Your task is to transcribe all the entries exactly, excluding pictures.

####################

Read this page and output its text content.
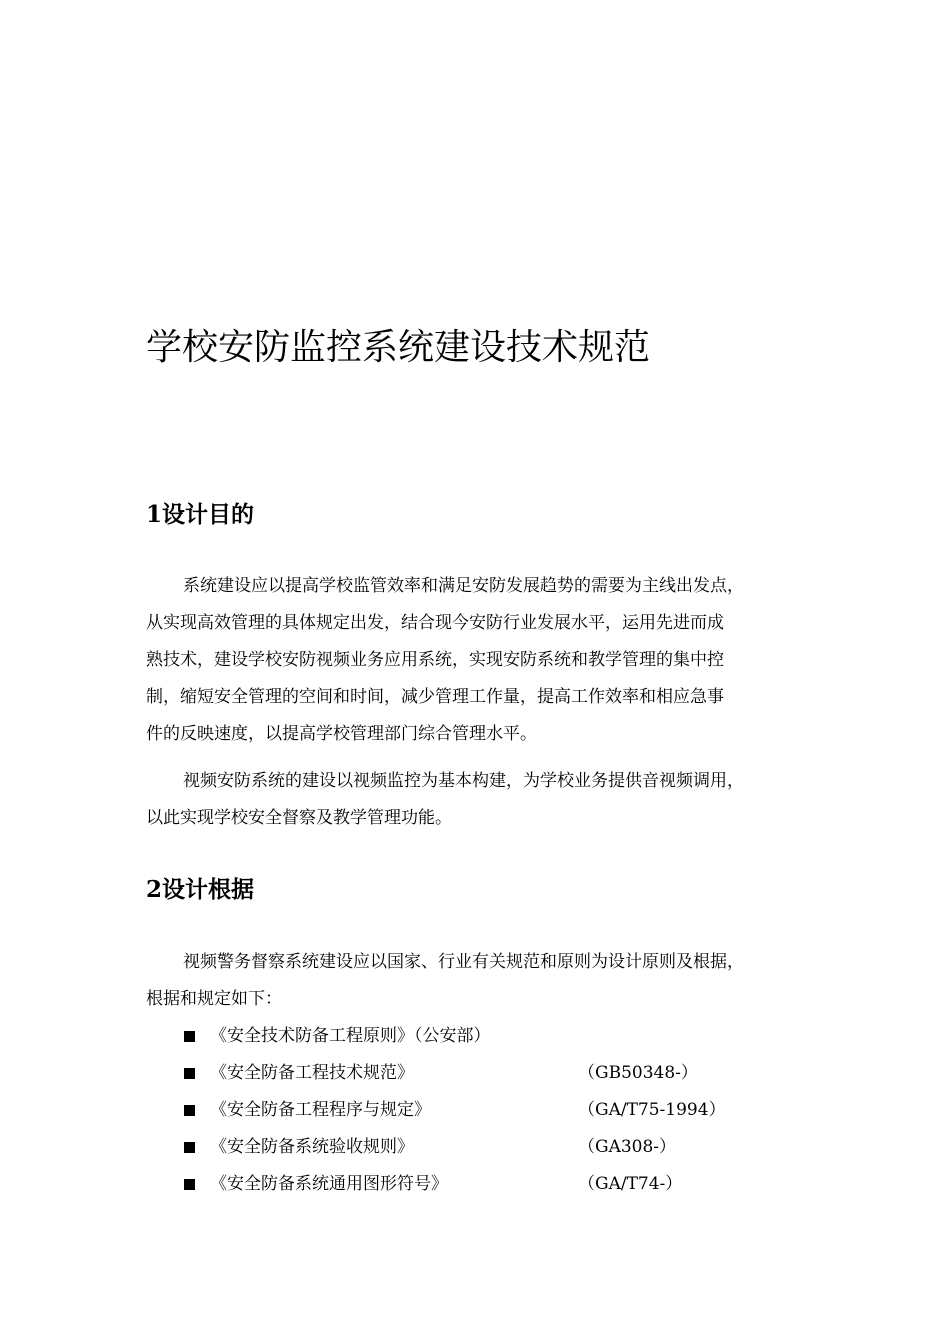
学校安防监控系统建设技术规范
1设计目的
系统建设应以提高学校监管效率和满足安防发展趋势的需要为主线出发点，
从实现高效管理的具体规定出发，结合现今安防行业发展水平，运用先进而成
熟技术，建设学校安防视频业务应用系统，实现安防系统和教学管理的集中控
制，缩短安全管理的空间和时间，减少管理工作量，提高工作效率和相应急事
件的反映速度，以提高学校管理部门综合管理水平。
视频安防系统的建设以视频监控为基本构建，为学校业务提供音视频调用，
以此实现学校安全督察及教学管理功能。
2设计根据
视频警务督察系统建设应以国家、行业有关规范和原则为设计原则及根据，
根据和规定如下：
《安全技术防备工程原则》（公安部）
《安全防备工程技术规范》	（GB50348-）
《安全防备工程程序与规定》	（GA/T75-1994）
《安全防备系统验收规则》	（GA308-）
《安全防备系统通用图形符号》	（GA/T74-）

####################

→ **Response**:
Read this page and output its text content.
学校安防监控系统建设技术规范
1设计目的
系统建设应以提高学校监管效率和满足安防发展趋势的需要为主线出发点，
从实现高效管理的具体规定出发，结合现今安防行业发展水平，运用先进而成
熟技术，建设学校安防视频业务应用系统，实现安防系统和教学管理的集中控
制，缩短安全管理的空间和时间，减少管理工作量，提高工作效率和相应急事
件的反映速度，以提高学校管理部门综合管理水平。
视频安防系统的建设以视频监控为基本构建，为学校业务提供音视频调用，
以此实现学校安全督察及教学管理功能。
2设计根据
视频警务督察系统建设应以国家、行业有关规范和原则为设计原则及根据，
根据和规定如下：
《安全技术防备工程原则》（公安部）
《安全防备工程技术规范》	（GB50348-）
《安全防备工程程序与规定》	（GA/T75-1994）
《安全防备系统验收规则》	（GA308-）
《安全防备系统通用图形符号》	（GA/T74-）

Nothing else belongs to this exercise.